__What is needed__. Transcribe all of the records precisely as they are presented.

__The records__.

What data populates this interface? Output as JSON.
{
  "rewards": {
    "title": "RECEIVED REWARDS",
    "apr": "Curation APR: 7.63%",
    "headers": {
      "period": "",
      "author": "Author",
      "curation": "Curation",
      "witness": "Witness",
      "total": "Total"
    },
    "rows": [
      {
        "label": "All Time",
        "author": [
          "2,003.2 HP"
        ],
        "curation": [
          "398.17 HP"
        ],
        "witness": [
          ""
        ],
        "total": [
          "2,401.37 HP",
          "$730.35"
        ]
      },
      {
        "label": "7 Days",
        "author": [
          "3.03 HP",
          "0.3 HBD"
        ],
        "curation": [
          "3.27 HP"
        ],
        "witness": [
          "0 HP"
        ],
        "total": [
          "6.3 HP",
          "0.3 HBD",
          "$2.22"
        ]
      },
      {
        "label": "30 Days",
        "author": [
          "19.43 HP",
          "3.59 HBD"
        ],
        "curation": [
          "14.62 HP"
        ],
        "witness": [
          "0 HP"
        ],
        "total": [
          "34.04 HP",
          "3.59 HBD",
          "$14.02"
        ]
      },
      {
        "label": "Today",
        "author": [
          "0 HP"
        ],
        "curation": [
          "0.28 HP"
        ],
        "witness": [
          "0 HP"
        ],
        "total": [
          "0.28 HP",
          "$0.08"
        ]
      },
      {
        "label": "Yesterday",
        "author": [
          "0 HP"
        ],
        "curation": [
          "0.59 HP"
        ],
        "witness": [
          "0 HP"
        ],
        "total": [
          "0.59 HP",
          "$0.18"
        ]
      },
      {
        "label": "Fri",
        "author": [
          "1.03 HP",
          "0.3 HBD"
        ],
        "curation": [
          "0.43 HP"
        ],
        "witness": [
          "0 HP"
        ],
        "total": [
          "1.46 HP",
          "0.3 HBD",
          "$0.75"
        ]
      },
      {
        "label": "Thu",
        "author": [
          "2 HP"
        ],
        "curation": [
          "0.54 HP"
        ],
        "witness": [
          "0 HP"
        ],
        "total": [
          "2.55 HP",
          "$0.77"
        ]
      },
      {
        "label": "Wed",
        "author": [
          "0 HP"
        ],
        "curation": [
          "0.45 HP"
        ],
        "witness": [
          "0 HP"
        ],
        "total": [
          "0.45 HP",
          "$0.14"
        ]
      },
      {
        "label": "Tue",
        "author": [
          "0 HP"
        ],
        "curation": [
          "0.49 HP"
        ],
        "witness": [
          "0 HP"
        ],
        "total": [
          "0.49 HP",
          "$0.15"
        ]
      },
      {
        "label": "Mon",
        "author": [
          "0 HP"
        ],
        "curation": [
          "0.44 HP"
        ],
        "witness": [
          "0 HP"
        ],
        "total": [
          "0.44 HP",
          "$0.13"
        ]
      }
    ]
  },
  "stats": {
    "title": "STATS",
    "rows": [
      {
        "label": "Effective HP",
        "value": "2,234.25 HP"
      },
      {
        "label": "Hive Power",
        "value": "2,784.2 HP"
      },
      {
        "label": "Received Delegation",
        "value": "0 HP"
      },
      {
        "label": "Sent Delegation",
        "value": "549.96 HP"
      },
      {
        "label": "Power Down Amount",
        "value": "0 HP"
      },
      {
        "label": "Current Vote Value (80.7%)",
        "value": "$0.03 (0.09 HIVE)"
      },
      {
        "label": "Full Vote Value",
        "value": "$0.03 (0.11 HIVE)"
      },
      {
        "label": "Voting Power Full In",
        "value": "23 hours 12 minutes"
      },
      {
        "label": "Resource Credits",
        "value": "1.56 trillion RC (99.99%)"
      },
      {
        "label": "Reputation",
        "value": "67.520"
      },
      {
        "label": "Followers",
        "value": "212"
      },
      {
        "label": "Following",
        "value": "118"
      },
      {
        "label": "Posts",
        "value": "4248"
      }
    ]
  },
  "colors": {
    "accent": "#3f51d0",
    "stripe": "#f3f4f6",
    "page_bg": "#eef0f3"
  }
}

__Answer to the task__.
What data populates this interface? Output as JSON.
{
  "rewards": {
    "title": "RECEIVED REWARDS",
    "apr": "Curation APR: 7.63%",
    "headers": {
      "period": "",
      "author": "Author",
      "curation": "Curation",
      "witness": "Witness",
      "total": "Total"
    },
    "rows": [
      {
        "label": "All Time",
        "author": [
          "2,003.2 HP"
        ],
        "curation": [
          "398.17 HP"
        ],
        "witness": [
          ""
        ],
        "total": [
          "2,401.37 HP",
          "$730.35"
        ]
      },
      {
        "label": "7 Days",
        "author": [
          "3.03 HP",
          "0.3 HBD"
        ],
        "curation": [
          "3.27 HP"
        ],
        "witness": [
          "0 HP"
        ],
        "total": [
          "6.3 HP",
          "0.3 HBD",
          "$2.22"
        ]
      },
      {
        "label": "30 Days",
        "author": [
          "19.43 HP",
          "3.59 HBD"
        ],
        "curation": [
          "14.62 HP"
        ],
        "witness": [
          "0 HP"
        ],
        "total": [
          "34.04 HP",
          "3.59 HBD",
          "$14.02"
        ]
      },
      {
        "label": "Today",
        "author": [
          "0 HP"
        ],
        "curation": [
          "0.28 HP"
        ],
        "witness": [
          "0 HP"
        ],
        "total": [
          "0.28 HP",
          "$0.08"
        ]
      },
      {
        "label": "Yesterday",
        "author": [
          "0 HP"
        ],
        "curation": [
          "0.59 HP"
        ],
        "witness": [
          "0 HP"
        ],
        "total": [
          "0.59 HP",
          "$0.18"
        ]
      },
      {
        "label": "Fri",
        "author": [
          "1.03 HP",
          "0.3 HBD"
        ],
        "curation": [
          "0.43 HP"
        ],
        "witness": [
          "0 HP"
        ],
        "total": [
          "1.46 HP",
          "0.3 HBD",
          "$0.75"
        ]
      },
      {
        "label": "Thu",
        "author": [
          "2 HP"
        ],
        "curation": [
          "0.54 HP"
        ],
        "witness": [
          "0 HP"
        ],
        "total": [
          "2.55 HP",
          "$0.77"
        ]
      },
      {
        "label": "Wed",
        "author": [
          "0 HP"
        ],
        "curation": [
          "0.45 HP"
        ],
        "witness": [
          "0 HP"
        ],
        "total": [
          "0.45 HP",
          "$0.14"
        ]
      },
      {
        "label": "Tue",
        "author": [
          "0 HP"
        ],
        "curation": [
          "0.49 HP"
        ],
        "witness": [
          "0 HP"
        ],
        "total": [
          "0.49 HP",
          "$0.15"
        ]
      },
      {
        "label": "Mon",
        "author": [
          "0 HP"
        ],
        "curation": [
          "0.44 HP"
        ],
        "witness": [
          "0 HP"
        ],
        "total": [
          "0.44 HP",
          "$0.13"
        ]
      }
    ]
  },
  "stats": {
    "title": "STATS",
    "rows": [
      {
        "label": "Effective HP",
        "value": "2,234.25 HP"
      },
      {
        "label": "Hive Power",
        "value": "2,784.2 HP"
      },
      {
        "label": "Received Delegation",
        "value": "0 HP"
      },
      {
        "label": "Sent Delegation",
        "value": "549.96 HP"
      },
      {
        "label": "Power Down Amount",
        "value": "0 HP"
      },
      {
        "label": "Current Vote Value (80.7%)",
        "value": "$0.03 (0.09 HIVE)"
      },
      {
        "label": "Full Vote Value",
        "value": "$0.03 (0.11 HIVE)"
      },
      {
        "label": "Voting Power Full In",
        "value": "23 hours 12 minutes"
      },
      {
        "label": "Resource Credits",
        "value": "1.56 trillion RC (99.99%)"
      },
      {
        "label": "Reputation",
        "value": "67.520"
      },
      {
        "label": "Followers",
        "value": "212"
      },
      {
        "label": "Following",
        "value": "118"
      },
      {
        "label": "Posts",
        "value": "4248"
      }
    ]
  },
  "colors": {
    "accent": "#3f51d0",
    "stripe": "#f3f4f6",
    "page_bg": "#eef0f3"
  }
}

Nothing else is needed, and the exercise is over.